* [Problem]:
Give the number of lines that include the word "правовое", and nothing else.

Stored records
* start *
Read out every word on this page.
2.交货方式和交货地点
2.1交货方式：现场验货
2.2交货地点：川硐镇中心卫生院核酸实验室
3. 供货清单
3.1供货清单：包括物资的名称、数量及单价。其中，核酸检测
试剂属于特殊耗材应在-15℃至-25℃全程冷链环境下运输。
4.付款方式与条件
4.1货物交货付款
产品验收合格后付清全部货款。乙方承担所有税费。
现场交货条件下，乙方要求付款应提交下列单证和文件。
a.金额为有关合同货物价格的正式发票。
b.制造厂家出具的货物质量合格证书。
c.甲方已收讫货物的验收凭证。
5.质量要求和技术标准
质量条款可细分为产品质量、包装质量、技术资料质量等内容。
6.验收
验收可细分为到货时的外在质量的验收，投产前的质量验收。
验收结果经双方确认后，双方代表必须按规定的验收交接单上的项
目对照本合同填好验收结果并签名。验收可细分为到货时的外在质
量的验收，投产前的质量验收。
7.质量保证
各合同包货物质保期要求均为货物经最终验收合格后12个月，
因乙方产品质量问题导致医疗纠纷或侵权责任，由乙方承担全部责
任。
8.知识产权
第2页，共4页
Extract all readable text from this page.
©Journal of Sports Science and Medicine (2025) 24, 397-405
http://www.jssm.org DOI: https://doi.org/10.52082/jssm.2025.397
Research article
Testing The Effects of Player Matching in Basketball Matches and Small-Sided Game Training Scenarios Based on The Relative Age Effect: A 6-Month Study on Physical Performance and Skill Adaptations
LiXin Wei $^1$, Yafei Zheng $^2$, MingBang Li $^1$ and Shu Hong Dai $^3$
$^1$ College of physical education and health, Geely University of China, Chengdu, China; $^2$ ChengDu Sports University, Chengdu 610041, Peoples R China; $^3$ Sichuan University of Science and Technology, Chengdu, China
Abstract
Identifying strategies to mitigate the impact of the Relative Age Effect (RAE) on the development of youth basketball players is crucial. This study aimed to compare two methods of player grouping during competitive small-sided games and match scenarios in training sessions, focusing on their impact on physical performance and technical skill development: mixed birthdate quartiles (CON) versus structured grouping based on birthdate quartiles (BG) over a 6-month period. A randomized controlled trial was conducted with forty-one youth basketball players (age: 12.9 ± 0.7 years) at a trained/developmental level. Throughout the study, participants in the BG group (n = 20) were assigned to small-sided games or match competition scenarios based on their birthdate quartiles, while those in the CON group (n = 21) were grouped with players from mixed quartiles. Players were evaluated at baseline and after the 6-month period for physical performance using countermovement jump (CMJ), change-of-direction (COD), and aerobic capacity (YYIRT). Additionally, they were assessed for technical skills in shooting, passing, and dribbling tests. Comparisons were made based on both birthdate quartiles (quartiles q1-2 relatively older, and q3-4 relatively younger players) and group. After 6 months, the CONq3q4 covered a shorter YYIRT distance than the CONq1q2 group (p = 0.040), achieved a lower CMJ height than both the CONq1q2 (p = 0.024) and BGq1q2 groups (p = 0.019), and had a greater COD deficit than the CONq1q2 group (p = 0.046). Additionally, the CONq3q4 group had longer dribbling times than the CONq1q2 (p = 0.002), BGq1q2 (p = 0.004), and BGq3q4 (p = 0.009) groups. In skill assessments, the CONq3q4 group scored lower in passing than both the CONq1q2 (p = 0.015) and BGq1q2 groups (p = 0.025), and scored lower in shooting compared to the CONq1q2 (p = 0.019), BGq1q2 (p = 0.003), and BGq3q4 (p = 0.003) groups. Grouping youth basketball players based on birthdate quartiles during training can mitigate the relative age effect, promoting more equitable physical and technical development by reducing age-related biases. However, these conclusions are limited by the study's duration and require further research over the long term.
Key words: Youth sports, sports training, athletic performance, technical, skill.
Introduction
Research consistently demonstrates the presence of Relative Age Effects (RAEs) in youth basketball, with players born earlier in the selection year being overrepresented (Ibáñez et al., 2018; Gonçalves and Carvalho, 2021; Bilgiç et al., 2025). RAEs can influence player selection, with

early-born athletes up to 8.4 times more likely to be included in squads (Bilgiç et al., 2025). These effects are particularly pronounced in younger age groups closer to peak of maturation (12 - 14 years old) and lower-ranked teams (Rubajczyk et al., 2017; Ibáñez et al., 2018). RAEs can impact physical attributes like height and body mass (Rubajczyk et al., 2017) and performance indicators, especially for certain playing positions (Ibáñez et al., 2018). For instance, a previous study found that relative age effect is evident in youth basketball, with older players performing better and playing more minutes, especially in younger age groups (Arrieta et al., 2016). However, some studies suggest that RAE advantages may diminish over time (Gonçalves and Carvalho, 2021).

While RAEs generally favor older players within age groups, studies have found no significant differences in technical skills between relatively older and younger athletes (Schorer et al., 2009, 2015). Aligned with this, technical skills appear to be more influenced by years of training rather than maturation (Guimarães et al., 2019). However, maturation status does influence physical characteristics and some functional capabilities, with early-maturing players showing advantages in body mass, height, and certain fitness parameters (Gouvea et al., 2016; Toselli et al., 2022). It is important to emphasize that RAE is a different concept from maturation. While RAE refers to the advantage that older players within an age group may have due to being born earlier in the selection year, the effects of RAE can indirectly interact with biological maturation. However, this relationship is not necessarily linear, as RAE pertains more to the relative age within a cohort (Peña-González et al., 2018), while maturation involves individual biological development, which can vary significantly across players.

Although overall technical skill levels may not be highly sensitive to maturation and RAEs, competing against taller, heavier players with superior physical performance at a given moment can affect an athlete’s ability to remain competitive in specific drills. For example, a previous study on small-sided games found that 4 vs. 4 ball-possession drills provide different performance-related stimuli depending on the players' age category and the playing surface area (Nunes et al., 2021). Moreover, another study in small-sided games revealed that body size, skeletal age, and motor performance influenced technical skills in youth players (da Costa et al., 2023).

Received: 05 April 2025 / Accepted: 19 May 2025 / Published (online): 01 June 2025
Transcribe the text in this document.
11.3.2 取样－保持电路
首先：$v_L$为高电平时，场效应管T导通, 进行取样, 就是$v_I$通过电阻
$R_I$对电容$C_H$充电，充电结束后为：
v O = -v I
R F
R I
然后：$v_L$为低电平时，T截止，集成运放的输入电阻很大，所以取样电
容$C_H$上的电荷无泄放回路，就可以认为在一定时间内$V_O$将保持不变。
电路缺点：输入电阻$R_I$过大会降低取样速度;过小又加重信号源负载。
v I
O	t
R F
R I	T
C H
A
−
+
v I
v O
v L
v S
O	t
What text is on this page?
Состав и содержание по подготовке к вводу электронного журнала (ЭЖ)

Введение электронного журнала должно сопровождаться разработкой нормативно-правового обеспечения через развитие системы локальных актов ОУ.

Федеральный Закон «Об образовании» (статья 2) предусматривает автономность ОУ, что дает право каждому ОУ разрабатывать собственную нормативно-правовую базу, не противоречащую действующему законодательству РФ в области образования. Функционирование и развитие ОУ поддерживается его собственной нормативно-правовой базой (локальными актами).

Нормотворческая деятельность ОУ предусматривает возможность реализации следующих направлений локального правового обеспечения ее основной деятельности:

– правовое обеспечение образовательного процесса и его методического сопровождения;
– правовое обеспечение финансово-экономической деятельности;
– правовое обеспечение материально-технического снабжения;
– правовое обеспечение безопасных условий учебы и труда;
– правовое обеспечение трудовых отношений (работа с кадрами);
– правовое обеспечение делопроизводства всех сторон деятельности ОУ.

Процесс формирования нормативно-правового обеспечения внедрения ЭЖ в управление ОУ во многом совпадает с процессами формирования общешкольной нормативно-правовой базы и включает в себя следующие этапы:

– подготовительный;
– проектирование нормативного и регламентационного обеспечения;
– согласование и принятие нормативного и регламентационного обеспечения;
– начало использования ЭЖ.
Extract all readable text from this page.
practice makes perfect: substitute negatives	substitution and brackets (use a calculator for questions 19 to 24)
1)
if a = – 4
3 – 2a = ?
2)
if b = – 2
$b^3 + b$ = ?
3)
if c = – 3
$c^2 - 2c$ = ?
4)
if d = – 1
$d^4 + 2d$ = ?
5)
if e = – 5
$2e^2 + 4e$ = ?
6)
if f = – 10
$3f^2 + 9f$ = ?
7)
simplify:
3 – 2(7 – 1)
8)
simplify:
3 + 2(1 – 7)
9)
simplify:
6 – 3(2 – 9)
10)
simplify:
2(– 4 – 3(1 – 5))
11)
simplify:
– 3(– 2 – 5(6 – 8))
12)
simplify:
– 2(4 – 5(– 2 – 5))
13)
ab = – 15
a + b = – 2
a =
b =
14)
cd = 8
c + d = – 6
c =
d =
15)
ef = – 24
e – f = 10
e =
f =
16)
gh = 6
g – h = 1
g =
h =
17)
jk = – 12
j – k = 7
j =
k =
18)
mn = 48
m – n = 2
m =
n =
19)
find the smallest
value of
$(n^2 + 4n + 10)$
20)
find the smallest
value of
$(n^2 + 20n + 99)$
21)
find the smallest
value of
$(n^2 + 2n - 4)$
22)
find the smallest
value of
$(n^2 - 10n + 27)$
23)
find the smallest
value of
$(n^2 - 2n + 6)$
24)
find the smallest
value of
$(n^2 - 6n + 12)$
* end *
* [Output of the task]:
6